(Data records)
** Begin **
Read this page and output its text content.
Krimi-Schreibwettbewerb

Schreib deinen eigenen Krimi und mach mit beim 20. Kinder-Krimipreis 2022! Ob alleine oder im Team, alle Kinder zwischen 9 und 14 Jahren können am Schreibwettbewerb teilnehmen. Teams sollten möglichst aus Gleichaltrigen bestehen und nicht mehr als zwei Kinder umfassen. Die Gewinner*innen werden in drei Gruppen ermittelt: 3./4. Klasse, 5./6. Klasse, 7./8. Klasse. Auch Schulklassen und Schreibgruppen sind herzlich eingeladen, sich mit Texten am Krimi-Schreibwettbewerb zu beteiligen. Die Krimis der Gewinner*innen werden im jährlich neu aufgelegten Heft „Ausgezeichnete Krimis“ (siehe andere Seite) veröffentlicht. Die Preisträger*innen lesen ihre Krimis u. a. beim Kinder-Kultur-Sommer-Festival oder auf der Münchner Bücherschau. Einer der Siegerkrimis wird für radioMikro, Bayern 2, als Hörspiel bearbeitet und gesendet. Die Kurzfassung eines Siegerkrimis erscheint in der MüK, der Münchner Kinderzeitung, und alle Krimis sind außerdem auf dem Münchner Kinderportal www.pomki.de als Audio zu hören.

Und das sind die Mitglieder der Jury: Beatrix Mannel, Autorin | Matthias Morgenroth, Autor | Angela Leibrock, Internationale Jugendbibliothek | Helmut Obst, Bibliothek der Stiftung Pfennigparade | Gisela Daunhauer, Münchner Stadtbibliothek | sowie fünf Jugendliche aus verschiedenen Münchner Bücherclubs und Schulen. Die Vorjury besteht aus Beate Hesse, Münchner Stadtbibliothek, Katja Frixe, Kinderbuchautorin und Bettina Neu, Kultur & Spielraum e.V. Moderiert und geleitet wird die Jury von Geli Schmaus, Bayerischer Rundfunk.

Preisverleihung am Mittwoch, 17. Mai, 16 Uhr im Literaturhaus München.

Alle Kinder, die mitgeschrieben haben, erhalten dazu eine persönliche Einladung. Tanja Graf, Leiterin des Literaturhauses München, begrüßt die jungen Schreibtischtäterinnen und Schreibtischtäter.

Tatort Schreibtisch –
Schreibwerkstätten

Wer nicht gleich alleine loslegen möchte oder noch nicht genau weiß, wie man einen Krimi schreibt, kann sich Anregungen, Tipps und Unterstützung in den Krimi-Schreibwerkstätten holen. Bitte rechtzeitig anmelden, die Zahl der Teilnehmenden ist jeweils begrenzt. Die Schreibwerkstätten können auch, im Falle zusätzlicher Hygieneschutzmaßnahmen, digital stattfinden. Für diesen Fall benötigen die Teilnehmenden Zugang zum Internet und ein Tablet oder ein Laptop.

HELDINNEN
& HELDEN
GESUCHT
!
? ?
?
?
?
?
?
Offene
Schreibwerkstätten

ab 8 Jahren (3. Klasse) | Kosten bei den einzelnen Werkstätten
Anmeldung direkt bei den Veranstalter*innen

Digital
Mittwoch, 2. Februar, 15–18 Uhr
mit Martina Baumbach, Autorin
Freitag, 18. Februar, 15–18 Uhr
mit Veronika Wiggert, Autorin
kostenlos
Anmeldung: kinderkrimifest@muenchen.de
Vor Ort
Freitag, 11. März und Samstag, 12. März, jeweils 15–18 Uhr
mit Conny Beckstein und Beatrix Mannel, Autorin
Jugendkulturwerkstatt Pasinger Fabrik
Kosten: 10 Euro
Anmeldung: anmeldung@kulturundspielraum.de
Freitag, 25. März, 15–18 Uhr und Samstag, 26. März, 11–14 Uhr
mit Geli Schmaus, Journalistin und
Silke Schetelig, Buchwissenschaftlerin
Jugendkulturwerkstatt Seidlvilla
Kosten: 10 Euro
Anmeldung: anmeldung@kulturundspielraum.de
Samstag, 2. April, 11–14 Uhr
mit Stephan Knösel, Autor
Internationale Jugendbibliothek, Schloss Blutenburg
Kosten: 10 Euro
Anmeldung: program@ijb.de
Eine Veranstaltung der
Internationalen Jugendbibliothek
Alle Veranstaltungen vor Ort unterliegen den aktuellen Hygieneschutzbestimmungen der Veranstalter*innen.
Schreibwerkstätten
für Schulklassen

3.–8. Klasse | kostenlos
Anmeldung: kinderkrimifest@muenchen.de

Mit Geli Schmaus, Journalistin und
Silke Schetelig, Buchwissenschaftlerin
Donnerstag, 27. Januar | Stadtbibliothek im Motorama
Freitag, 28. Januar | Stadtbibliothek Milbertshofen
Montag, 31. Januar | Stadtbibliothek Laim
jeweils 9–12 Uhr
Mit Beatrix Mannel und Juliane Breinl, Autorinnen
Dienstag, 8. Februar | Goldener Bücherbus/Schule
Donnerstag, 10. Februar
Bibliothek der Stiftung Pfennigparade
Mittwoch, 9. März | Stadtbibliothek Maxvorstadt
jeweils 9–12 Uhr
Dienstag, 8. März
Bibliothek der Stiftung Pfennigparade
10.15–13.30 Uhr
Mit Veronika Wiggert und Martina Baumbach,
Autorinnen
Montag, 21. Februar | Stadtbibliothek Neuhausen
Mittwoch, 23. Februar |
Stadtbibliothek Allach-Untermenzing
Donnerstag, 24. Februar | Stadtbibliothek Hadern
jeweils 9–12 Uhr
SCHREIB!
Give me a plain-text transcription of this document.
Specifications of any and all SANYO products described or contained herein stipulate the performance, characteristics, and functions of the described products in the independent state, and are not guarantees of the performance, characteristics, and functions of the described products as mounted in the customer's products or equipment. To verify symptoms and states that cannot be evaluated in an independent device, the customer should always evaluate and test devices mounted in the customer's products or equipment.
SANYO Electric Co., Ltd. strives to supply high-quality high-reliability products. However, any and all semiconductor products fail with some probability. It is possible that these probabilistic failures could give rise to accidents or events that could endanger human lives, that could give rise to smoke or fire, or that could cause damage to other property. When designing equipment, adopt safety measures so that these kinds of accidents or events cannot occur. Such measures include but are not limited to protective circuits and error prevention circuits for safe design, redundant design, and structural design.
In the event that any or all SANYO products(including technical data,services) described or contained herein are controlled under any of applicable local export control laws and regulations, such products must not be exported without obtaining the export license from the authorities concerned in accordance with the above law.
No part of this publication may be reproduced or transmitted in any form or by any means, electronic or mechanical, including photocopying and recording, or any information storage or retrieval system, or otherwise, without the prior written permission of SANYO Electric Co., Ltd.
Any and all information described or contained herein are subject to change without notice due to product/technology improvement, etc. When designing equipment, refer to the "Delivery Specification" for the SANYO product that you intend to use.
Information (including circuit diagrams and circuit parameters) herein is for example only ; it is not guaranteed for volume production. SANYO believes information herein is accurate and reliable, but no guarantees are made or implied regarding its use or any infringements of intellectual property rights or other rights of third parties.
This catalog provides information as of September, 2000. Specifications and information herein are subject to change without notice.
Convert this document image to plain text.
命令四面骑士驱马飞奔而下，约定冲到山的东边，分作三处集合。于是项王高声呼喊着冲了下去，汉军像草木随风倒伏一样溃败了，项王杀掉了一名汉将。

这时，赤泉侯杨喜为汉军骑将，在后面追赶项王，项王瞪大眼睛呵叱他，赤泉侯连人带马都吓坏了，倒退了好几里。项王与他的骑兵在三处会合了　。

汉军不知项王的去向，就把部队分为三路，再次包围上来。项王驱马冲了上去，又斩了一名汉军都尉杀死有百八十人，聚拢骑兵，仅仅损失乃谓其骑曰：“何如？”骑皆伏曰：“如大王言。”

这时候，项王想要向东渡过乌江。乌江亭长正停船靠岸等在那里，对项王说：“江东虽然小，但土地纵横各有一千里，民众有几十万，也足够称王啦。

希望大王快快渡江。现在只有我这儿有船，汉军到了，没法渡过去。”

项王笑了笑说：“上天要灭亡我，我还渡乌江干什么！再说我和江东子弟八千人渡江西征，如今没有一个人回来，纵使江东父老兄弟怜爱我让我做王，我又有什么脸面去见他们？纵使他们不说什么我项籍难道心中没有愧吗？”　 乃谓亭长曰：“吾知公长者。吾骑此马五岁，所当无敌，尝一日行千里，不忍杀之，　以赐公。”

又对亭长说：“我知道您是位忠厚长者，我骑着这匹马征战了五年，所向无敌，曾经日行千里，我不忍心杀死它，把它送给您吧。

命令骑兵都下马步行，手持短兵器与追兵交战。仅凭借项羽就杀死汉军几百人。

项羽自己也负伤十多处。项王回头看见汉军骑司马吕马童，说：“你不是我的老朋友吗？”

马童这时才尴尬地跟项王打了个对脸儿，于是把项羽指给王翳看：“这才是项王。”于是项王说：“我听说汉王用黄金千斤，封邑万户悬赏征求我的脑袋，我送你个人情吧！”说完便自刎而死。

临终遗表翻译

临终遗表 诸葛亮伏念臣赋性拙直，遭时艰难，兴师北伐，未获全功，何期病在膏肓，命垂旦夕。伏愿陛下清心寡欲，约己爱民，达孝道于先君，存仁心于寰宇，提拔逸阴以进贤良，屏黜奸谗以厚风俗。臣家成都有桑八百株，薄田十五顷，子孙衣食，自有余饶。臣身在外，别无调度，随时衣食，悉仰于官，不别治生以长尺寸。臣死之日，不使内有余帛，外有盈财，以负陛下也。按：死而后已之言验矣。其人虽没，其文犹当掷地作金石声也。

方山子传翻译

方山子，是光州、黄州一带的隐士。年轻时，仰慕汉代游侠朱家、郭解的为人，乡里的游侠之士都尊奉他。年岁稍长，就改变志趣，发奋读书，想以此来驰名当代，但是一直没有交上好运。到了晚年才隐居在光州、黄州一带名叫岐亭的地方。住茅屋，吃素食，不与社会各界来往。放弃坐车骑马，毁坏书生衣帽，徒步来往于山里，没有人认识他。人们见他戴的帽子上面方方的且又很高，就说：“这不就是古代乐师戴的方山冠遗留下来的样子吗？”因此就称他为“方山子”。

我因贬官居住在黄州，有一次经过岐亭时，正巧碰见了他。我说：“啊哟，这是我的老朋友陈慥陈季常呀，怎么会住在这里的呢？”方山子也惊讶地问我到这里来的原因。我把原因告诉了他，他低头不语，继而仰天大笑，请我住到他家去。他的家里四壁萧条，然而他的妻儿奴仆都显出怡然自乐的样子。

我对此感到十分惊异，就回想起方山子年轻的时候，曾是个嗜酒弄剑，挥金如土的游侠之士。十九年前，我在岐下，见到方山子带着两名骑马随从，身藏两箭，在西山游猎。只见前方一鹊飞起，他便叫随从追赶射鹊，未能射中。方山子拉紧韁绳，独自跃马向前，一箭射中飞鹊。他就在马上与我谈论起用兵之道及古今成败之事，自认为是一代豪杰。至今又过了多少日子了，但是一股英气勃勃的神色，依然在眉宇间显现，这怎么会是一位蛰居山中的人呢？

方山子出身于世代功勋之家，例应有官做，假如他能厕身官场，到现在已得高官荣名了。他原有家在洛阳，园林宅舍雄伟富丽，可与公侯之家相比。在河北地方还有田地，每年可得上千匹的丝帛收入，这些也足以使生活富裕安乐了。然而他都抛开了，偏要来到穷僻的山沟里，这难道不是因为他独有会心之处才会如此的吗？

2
** End **
### Problem description
Gather and copy every line of the data in which the string "Journalistin" is found.

### Correct result
mit Geli Schmaus, Journalistin und
Mit Geli Schmaus, Journalistin und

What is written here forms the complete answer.